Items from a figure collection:
################

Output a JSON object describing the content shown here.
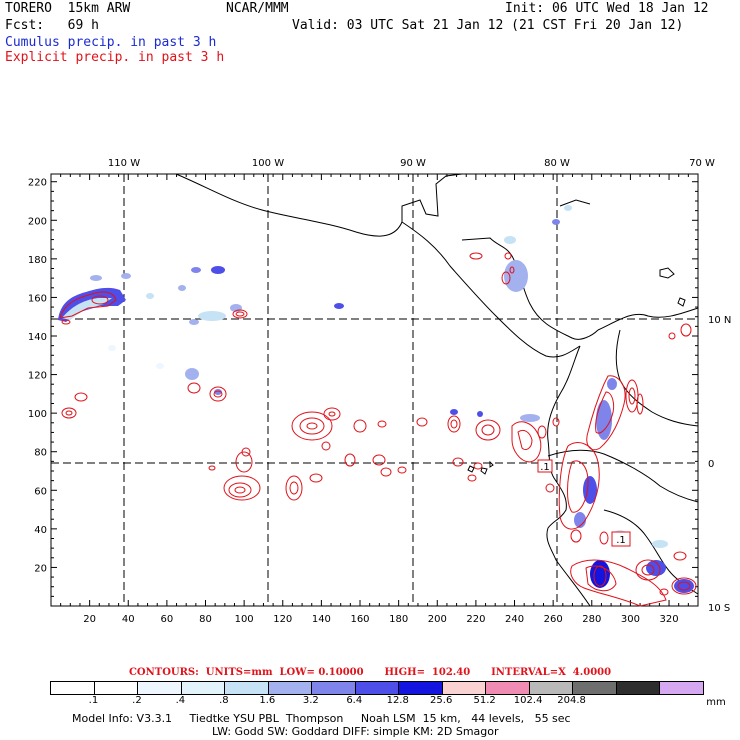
{
  "header": {
    "model": "TORERO  15km ARW",
    "org": "NCAR/MMM",
    "init": "Init: 06 UTC Wed 18 Jan 12",
    "fcst": "Fcst:   69 h",
    "valid": "Valid: 03 UTC Sat 21 Jan 12 (21 CST Fri 20 Jan 12)",
    "legend_cumulus": "Cumulus precip. in past 3 h",
    "legend_explicit": "Explicit precip. in past 3 h"
  },
  "map": {
    "lon_labels": [
      "110 W",
      "100 W",
      "90 W",
      "80 W",
      "70 W"
    ],
    "lat_labels": [
      "10 N",
      "0",
      "10 S"
    ],
    "x_ticks": [
      "20",
      "40",
      "60",
      "80",
      "100",
      "120",
      "140",
      "160",
      "180",
      "200",
      "220",
      "240",
      "260",
      "280",
      "300",
      "320"
    ],
    "y_ticks": [
      "20",
      "40",
      "60",
      "80",
      "100",
      "120",
      "140",
      "160",
      "180",
      "200",
      "220"
    ],
    "station_labels": [
      ".1",
      ".1"
    ],
    "colors": {
      "cumulus": "#2233dd",
      "explicit": "#e0121a",
      "land": "#000000",
      "grid": "#000000"
    }
  },
  "contours": {
    "text": "CONTOURS:  UNITS=mm  LOW= 0.10000      HIGH=  102.40      INTERVAL=X  4.0000"
  },
  "colorbar": {
    "labels": [
      ".1",
      ".2",
      ".4",
      ".8",
      "1.6",
      "3.2",
      "6.4",
      "12.8",
      "25.6",
      "51.2",
      "102.4",
      "204.8"
    ],
    "unit": "mm",
    "colors": [
      "#ffffff",
      "#ffffff",
      "#eef6ff",
      "#e3f3fb",
      "#c6e2f5",
      "#a3b1ee",
      "#7e84ea",
      "#4e4ee8",
      "#1414e0",
      "#fad2d2",
      "#f08cb4",
      "#b9b9b9",
      "#6e6e6e",
      "#2e2e2e",
      "#d6a8f2"
    ]
  },
  "model_info": {
    "line1": "Model Info: V3.3.1     Tiedtke YSU PBL  Thompson     Noah LSM  15 km,   44 levels,   55 sec",
    "line2": "LW: Godd SW: Goddard DIFF: simple KM: 2D Smagor"
  }
}
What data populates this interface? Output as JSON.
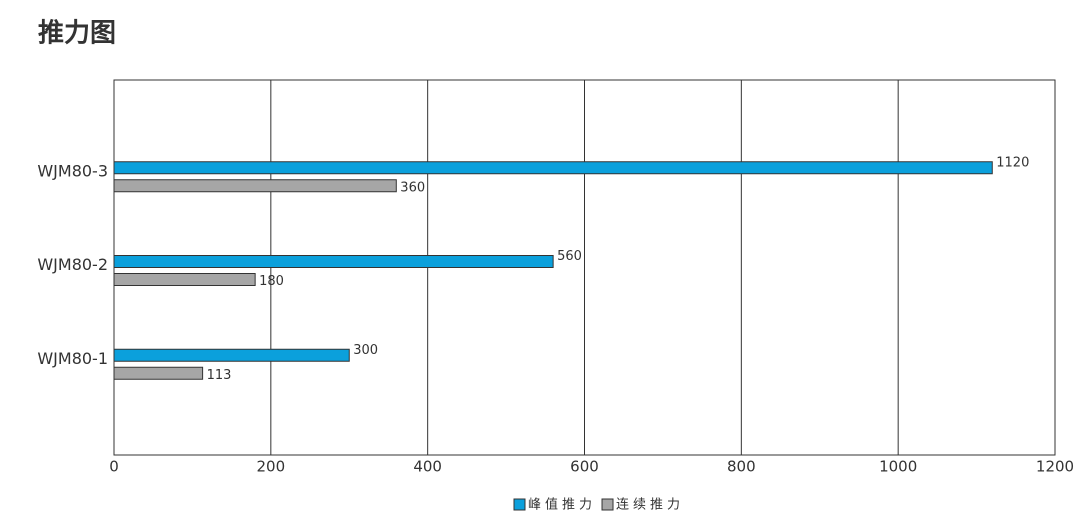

################

Locate all lines that include the word "past" and copy them out.

    "legend_cumulus": "Cumulus precip. in past 3 h",
    "legend_explicit": "Explicit precip. in past 3 h"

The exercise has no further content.